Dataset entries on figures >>
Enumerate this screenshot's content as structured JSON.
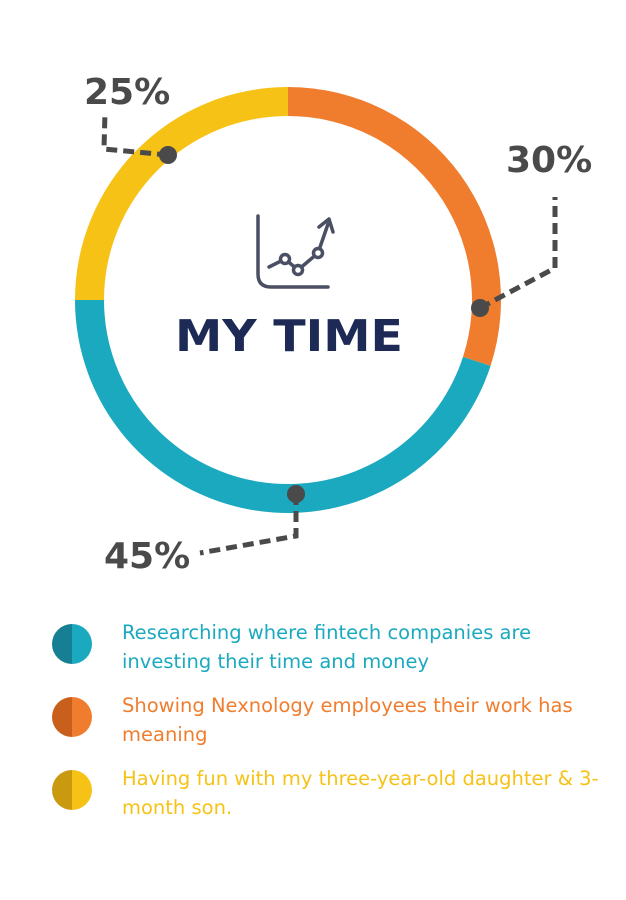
{
  "chart_data": {
    "type": "pie",
    "title": "MY TIME",
    "categories": [
      "Researching where fintech companies are investing their time and money",
      "Showing Nexnology employees their work has meaning",
      "Having fun with my three-year-old daughter & 3-month son."
    ],
    "values": [
      45,
      30,
      25
    ],
    "value_labels": [
      "45%",
      "30%",
      "25%"
    ],
    "colors": [
      "#1ba9bf",
      "#f07d2e",
      "#f6c216"
    ],
    "shaded_colors": [
      "#167f93",
      "#c85f1c",
      "#c99a10"
    ],
    "legend_placement": "bottom"
  },
  "colors": {
    "title": "#1d2a55",
    "label": "#4a4a4a",
    "leader": "#4a4a4a",
    "icon": "#4a4f63"
  },
  "icons": {
    "center": "line-chart-icon"
  }
}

DIRECTION >> Look through the entries above and list every line containing "their".

RESULT >>
      "Researching where fintech companies are investing their time and money",
      "Showing Nexnology employees their work has meaning",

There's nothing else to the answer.